> _Work required_:
Lines containing the string "บการพ" are to be counted; report the number and nothing more.

> _Records provided_:
•••

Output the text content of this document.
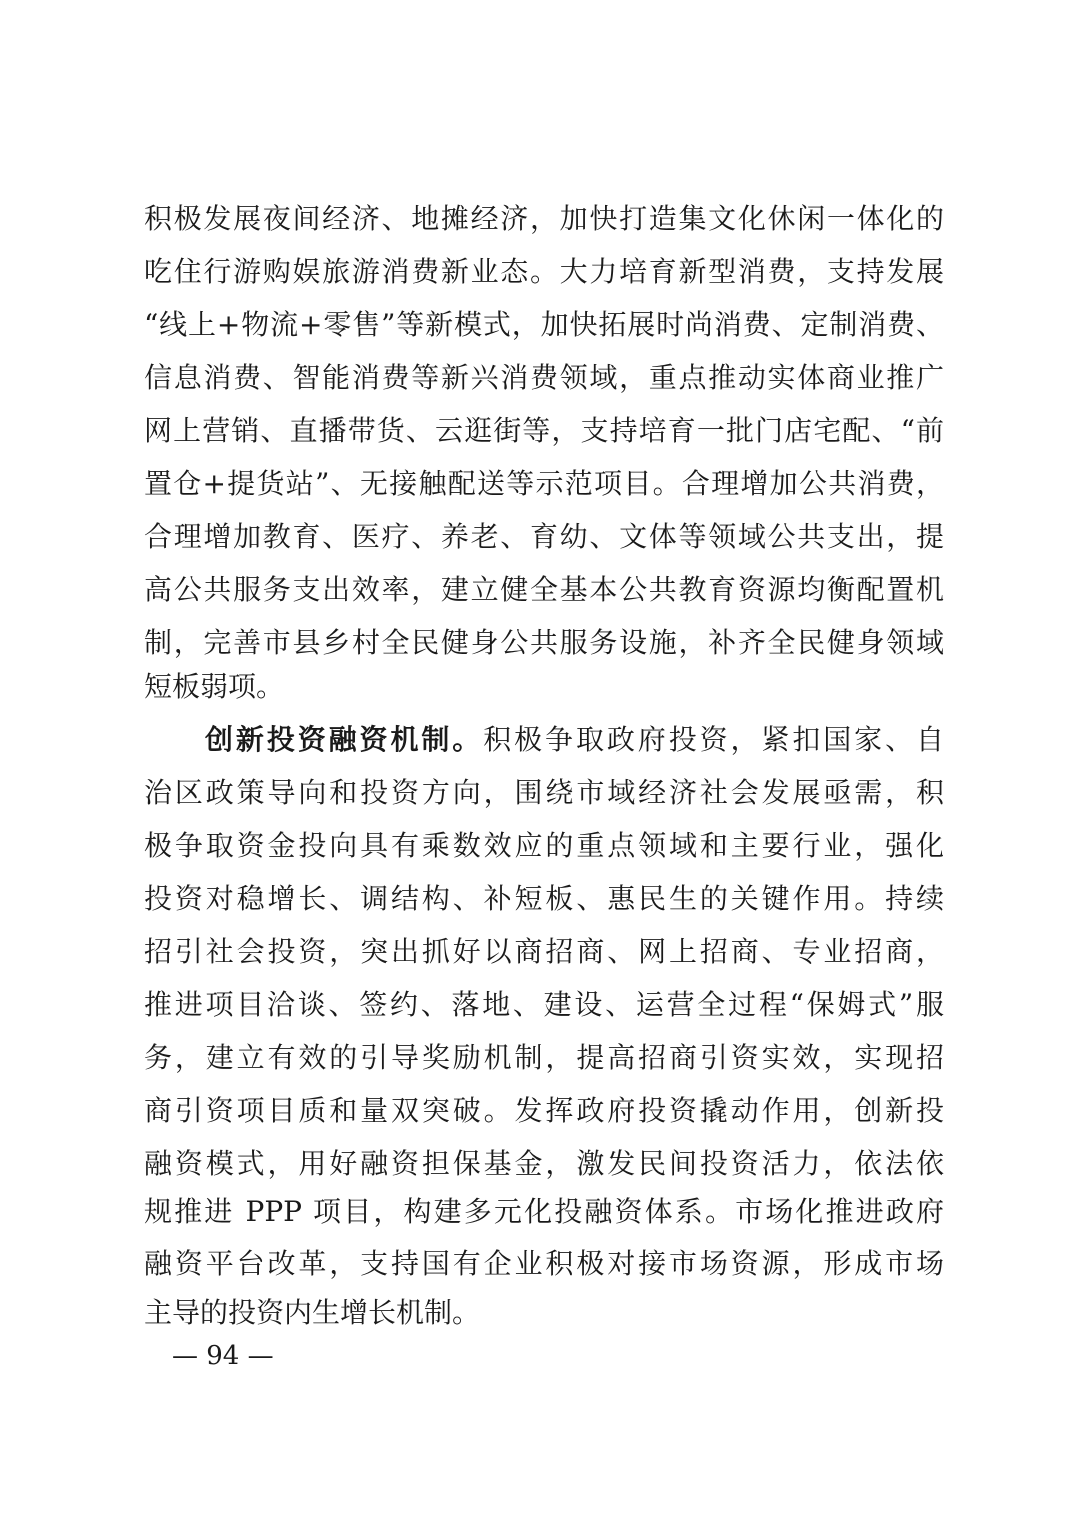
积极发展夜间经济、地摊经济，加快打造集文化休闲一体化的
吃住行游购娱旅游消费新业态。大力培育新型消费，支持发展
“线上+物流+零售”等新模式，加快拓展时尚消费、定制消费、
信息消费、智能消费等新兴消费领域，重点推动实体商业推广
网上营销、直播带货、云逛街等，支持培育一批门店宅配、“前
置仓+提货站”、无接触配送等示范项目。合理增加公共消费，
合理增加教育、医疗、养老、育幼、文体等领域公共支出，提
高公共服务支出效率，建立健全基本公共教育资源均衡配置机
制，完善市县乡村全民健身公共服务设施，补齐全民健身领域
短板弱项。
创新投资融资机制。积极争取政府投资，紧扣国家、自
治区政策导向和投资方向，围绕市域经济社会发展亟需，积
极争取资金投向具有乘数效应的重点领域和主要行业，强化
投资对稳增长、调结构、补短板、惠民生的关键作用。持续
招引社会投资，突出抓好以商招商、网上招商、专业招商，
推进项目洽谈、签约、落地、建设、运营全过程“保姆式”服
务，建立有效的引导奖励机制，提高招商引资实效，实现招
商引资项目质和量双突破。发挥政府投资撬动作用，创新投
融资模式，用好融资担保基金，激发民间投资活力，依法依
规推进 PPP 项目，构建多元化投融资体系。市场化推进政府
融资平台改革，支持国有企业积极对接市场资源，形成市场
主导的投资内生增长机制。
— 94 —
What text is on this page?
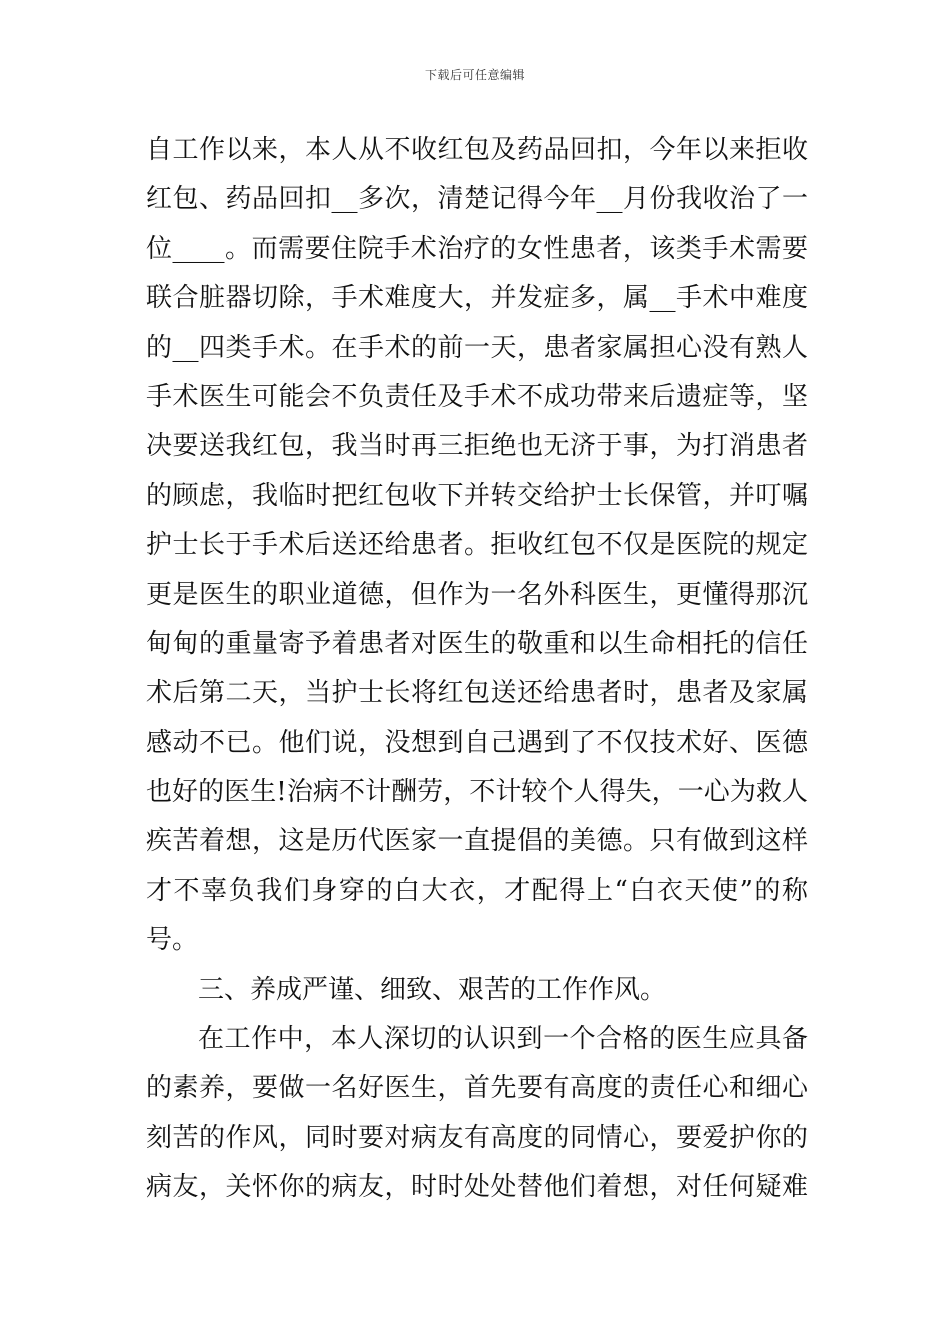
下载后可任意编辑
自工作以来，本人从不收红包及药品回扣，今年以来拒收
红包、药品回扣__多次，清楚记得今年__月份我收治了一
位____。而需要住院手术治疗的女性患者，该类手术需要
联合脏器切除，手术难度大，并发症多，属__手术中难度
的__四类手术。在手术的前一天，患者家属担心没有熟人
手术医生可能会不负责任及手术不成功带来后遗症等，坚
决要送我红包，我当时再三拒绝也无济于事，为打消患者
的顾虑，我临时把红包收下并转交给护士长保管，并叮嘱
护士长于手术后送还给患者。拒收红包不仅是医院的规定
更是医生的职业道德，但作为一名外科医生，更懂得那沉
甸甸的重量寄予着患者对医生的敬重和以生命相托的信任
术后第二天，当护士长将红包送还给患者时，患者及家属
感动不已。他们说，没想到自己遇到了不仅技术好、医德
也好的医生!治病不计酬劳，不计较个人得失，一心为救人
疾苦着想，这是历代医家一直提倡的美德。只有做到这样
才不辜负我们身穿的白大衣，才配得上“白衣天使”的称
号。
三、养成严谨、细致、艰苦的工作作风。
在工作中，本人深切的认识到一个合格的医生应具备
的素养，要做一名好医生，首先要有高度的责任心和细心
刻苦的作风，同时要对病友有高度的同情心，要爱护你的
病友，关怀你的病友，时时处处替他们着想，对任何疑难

•••

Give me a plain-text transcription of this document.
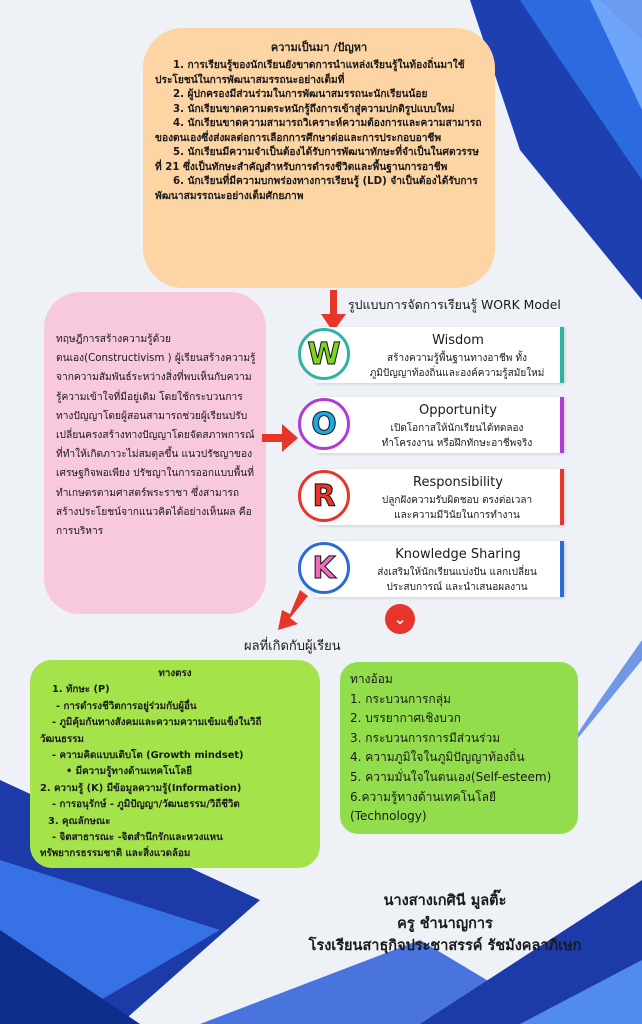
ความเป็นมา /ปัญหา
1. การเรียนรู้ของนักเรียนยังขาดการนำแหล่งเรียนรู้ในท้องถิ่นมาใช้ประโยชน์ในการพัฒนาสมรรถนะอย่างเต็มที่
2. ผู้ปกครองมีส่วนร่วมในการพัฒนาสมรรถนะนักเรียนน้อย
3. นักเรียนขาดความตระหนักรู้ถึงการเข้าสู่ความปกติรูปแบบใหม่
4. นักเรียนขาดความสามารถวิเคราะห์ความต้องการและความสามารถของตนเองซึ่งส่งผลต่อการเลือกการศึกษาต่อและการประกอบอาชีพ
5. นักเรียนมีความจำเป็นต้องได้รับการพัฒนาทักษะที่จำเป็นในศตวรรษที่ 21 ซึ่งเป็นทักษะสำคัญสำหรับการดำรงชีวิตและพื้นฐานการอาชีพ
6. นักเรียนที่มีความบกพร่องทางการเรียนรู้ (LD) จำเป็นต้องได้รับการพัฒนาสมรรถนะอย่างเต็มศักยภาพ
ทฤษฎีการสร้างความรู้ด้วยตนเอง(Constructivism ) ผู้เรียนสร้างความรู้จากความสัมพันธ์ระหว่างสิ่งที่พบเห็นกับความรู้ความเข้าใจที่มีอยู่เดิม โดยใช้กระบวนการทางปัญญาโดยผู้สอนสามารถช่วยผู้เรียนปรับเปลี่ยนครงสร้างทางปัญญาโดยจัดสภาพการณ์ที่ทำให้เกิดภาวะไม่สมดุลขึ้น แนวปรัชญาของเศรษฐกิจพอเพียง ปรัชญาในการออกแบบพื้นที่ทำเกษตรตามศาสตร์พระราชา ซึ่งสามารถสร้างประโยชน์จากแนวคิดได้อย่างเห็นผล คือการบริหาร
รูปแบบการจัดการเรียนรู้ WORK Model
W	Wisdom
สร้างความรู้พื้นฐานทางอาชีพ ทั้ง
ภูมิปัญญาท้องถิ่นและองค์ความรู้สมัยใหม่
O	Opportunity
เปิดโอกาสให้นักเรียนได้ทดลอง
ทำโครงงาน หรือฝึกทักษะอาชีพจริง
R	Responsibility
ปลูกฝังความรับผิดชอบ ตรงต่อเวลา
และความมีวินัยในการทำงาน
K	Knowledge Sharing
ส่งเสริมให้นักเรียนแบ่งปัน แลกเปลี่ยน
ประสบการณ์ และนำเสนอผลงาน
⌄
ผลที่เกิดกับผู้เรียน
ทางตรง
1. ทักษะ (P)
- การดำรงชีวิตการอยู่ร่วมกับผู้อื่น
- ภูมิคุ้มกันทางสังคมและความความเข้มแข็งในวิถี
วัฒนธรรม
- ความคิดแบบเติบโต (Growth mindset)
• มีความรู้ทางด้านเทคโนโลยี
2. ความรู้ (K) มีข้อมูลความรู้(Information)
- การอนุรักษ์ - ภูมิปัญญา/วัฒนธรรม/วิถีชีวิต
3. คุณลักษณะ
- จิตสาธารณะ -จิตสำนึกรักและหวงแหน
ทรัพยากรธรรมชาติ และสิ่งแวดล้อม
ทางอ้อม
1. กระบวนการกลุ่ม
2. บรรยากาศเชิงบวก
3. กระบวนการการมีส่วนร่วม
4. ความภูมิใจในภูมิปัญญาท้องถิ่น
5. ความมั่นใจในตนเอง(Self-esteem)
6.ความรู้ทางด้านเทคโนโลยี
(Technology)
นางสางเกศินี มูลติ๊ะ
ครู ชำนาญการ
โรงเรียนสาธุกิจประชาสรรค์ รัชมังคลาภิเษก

•••

> _Complete response_:
2